→ **Set task**:
Report the number of lines in these entries that contain "palaa". Write only the number.

→ **Source data**:
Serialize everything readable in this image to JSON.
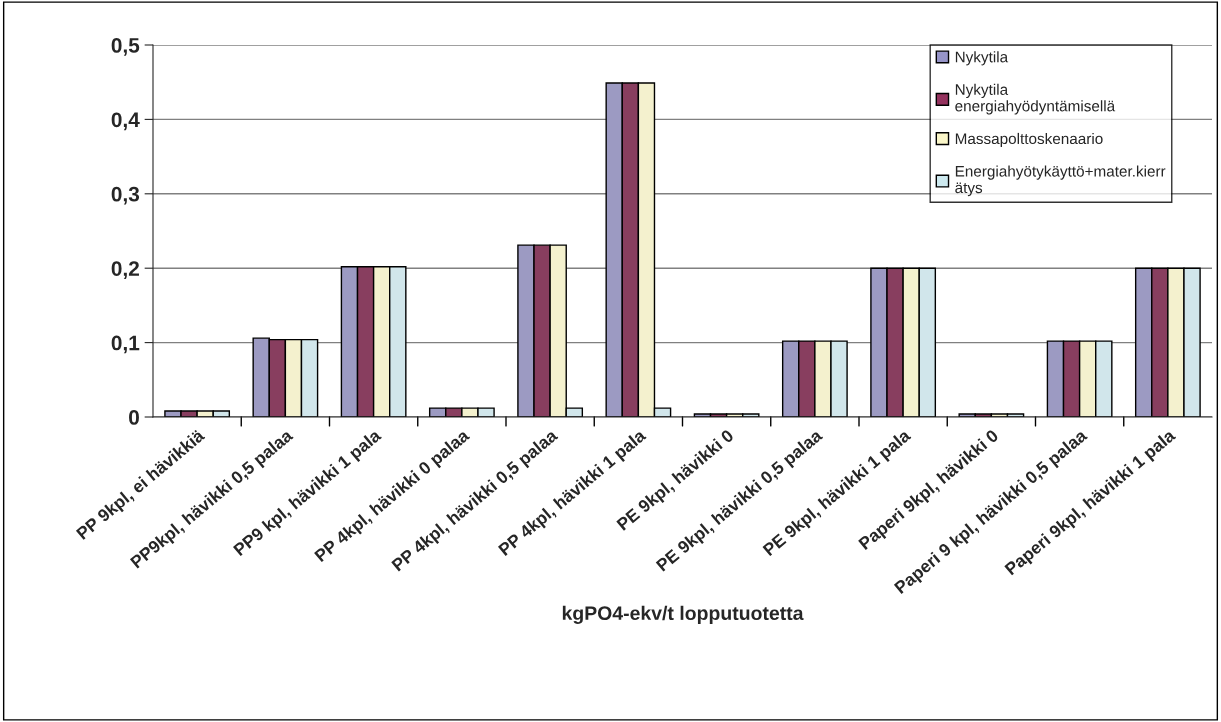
{
  "chart_data": {
    "type": "bar",
    "xlabel": "kgPO4-ekv/t lopputuotetta",
    "categories": [
      "PP 9kpl, ei hävikkiä",
      "PP9kpl, hävikki 0,5 palaa",
      "PP9 kpl, hävikki 1 pala",
      "PP 4kpl, hävikki 0 palaa",
      "PP 4kpl, hävikki 0,5 palaa",
      "PP 4kpl, hävikki 1 pala",
      "PE 9kpl, hävikki 0",
      "PE 9kpl, hävikki 0,5 palaa",
      "PE 9kpl, hävikki 1 pala",
      "Paperi 9kpl, hävikki 0",
      "Paperi 9 kpl, hävikki 0,5 palaa",
      "Paperi 9kpl, hävikki 1 pala"
    ],
    "series": [
      {
        "name": "Nykytila",
        "color": "#9694c8",
        "values": [
          0.008,
          0.106,
          0.202,
          0.012,
          0.231,
          0.449,
          0.004,
          0.102,
          0.2,
          0.004,
          0.102,
          0.2
        ]
      },
      {
        "name": "Nykytila\nenergiahyödyntämisellä",
        "color": "#94325e",
        "values": [
          0.008,
          0.104,
          0.202,
          0.012,
          0.231,
          0.449,
          0.004,
          0.102,
          0.2,
          0.004,
          0.102,
          0.2
        ]
      },
      {
        "name": "Massapolttoskenaario",
        "color": "#faf6c8",
        "values": [
          0.008,
          0.104,
          0.202,
          0.012,
          0.231,
          0.449,
          0.004,
          0.102,
          0.2,
          0.004,
          0.102,
          0.2
        ]
      },
      {
        "name": "Energiahyötykäyttö+mater.kierr\nätys",
        "color": "#cde9ef",
        "values": [
          0.008,
          0.104,
          0.202,
          0.012,
          0.012,
          0.012,
          0.004,
          0.102,
          0.2,
          0.004,
          0.102,
          0.2
        ]
      }
    ],
    "ylim": [
      0,
      0.5
    ],
    "yticks": [
      {
        "value": 0,
        "label": "0"
      },
      {
        "value": 0.1,
        "label": "0,1"
      },
      {
        "value": 0.2,
        "label": "0,2"
      },
      {
        "value": 0.3,
        "label": "0,3"
      },
      {
        "value": 0.4,
        "label": "0,4"
      },
      {
        "value": 0.5,
        "label": "0,5"
      }
    ],
    "grid": "y",
    "legend": "top right"
  }
}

→ **Exercise response**:
5